**RECORDS FOR THE TASK:**
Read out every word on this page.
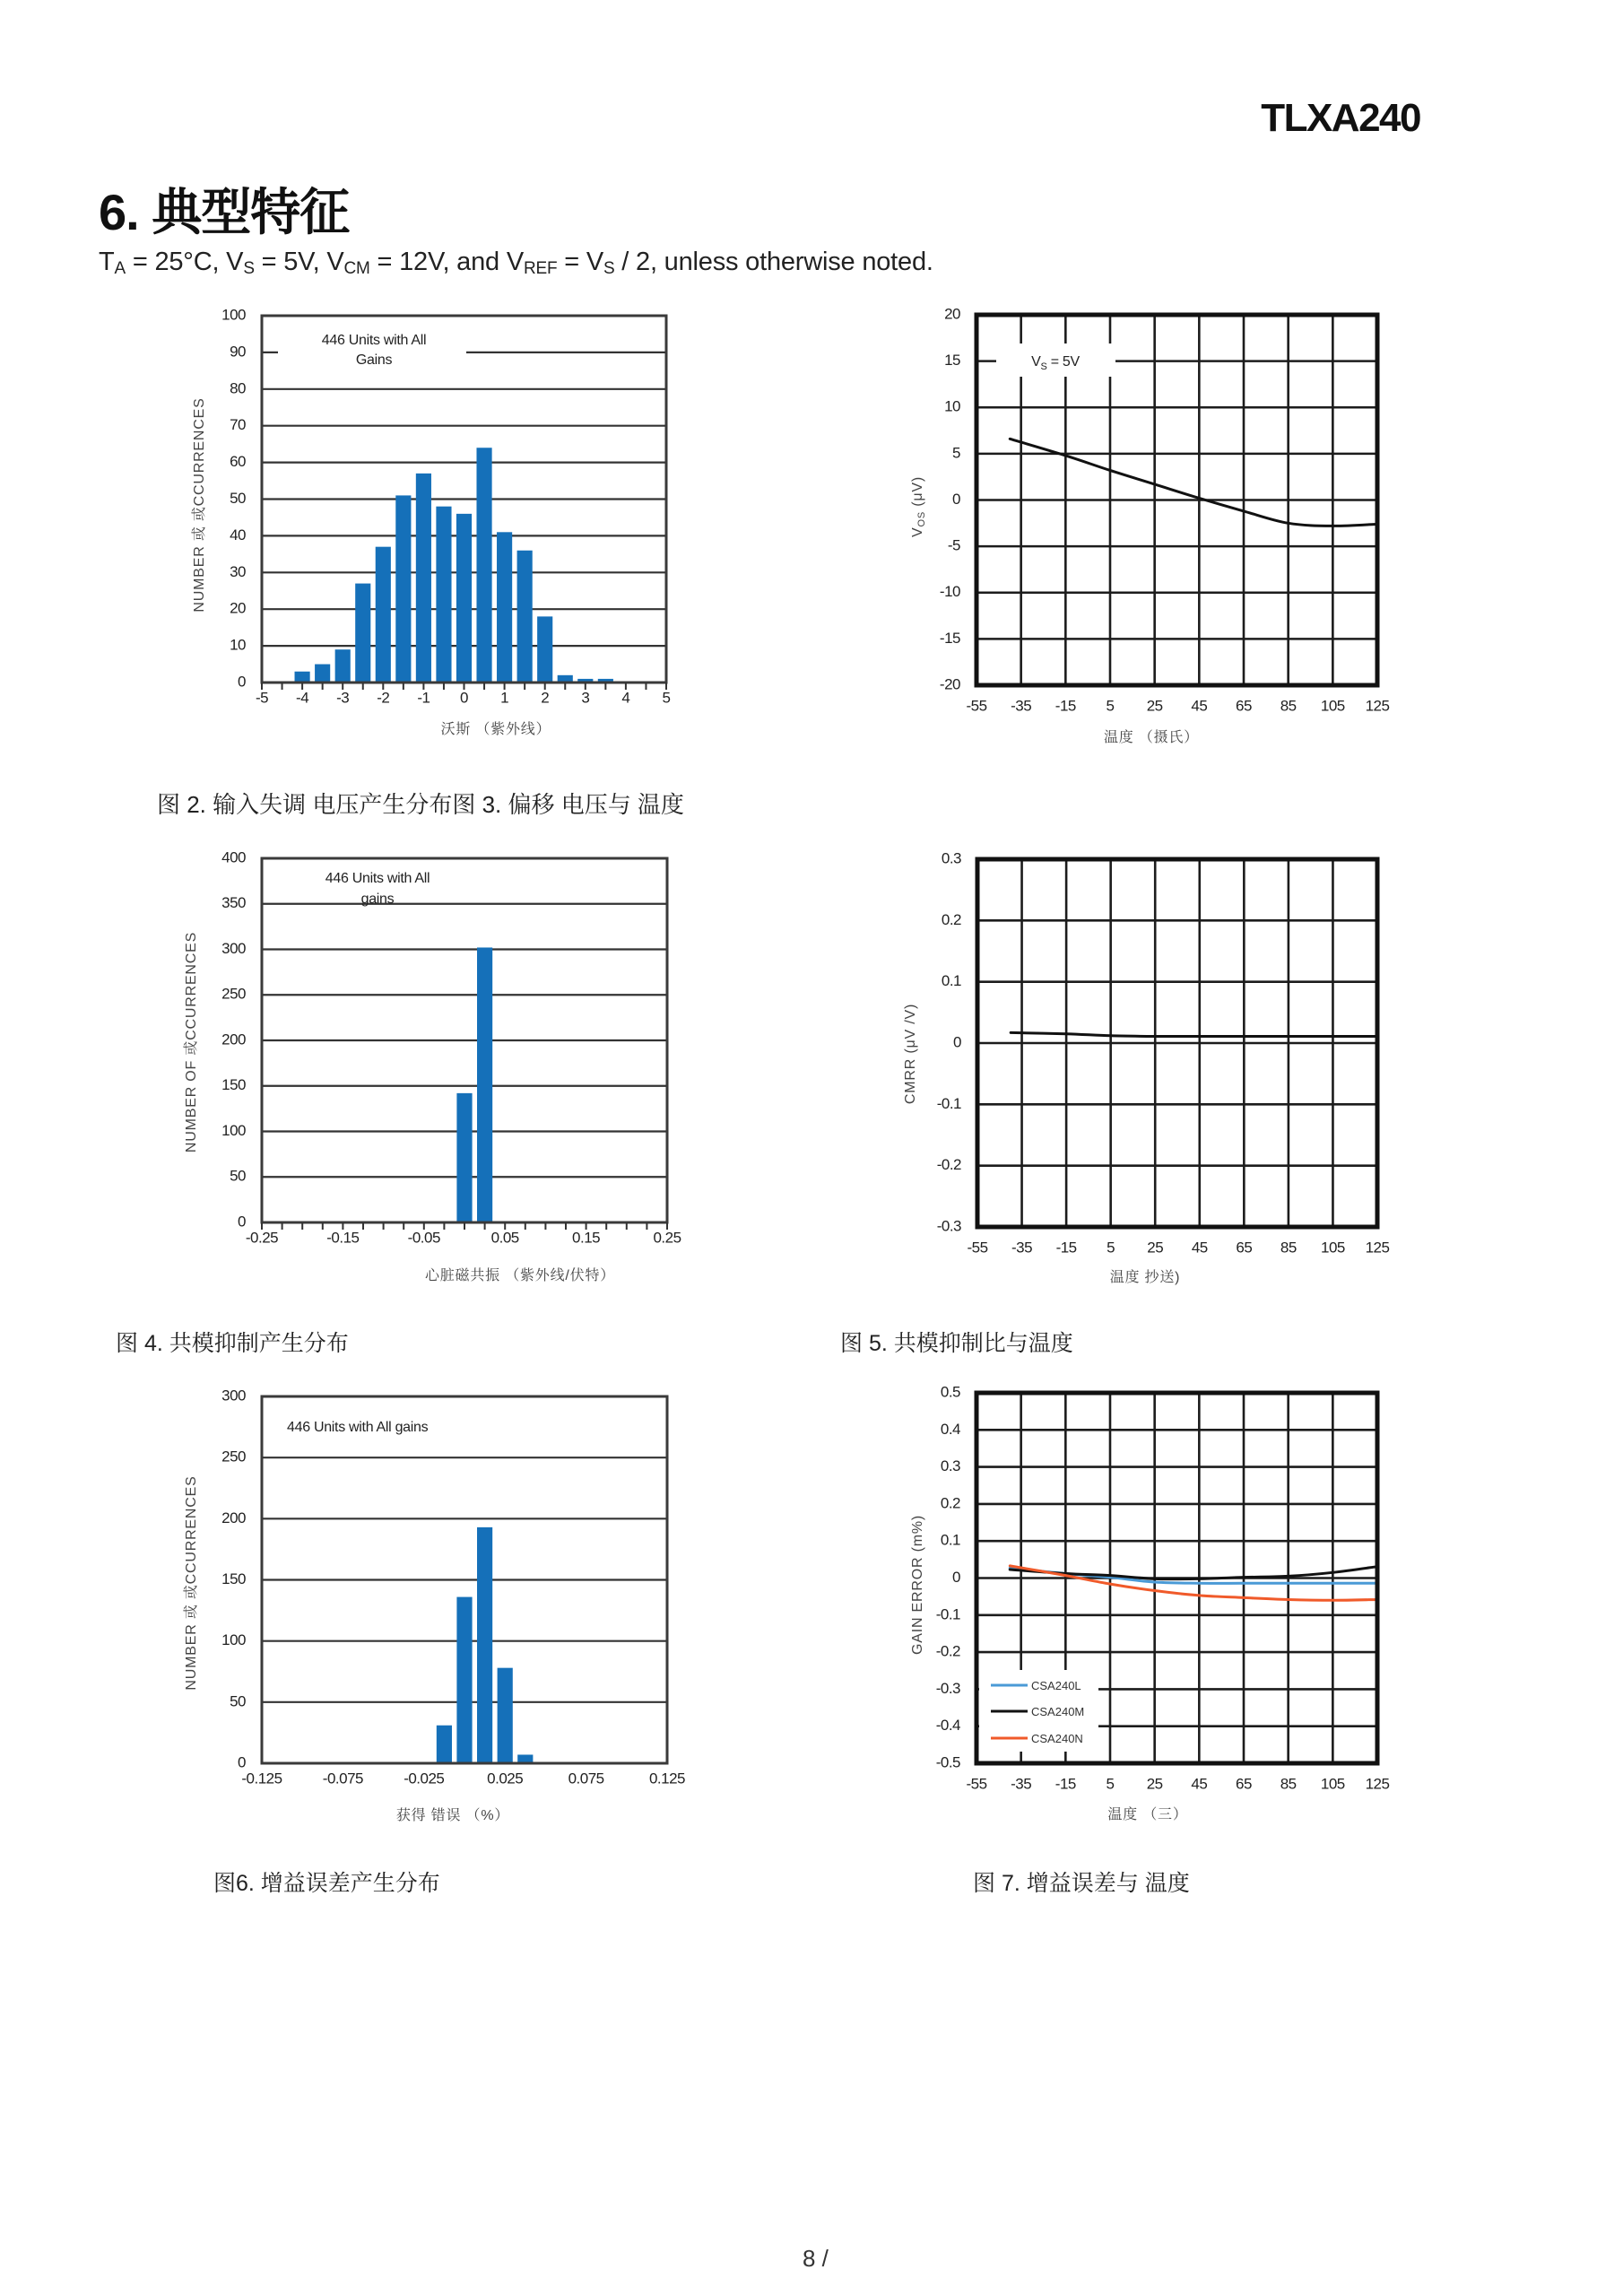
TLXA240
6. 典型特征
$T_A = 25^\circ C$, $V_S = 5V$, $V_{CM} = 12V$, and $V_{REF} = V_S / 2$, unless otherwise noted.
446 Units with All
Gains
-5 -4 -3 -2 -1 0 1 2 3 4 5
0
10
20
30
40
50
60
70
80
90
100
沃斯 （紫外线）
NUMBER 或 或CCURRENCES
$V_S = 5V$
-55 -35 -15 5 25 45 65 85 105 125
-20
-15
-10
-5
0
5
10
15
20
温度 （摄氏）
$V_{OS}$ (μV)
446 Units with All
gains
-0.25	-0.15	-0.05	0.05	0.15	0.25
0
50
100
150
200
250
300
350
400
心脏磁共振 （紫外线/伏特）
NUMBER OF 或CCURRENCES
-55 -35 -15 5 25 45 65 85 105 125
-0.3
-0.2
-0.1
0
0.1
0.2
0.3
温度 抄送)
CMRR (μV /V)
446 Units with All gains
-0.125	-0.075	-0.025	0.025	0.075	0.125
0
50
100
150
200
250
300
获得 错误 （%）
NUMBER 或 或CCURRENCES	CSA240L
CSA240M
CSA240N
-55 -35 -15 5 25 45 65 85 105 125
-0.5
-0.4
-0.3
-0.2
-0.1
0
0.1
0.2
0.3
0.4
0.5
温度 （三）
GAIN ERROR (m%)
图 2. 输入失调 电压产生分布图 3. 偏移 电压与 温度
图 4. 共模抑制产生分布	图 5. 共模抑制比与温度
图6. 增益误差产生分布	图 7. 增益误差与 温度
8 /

**WHAT IS NEEDED:** Filter the records for lines holding the string "NUMBER". Copy each one.

**EXERCISE ANSWER:**
NUMBER 或 或CCURRENCES
NUMBER OF 或CCURRENCES
NUMBER 或 或CCURRENCES	CSA240L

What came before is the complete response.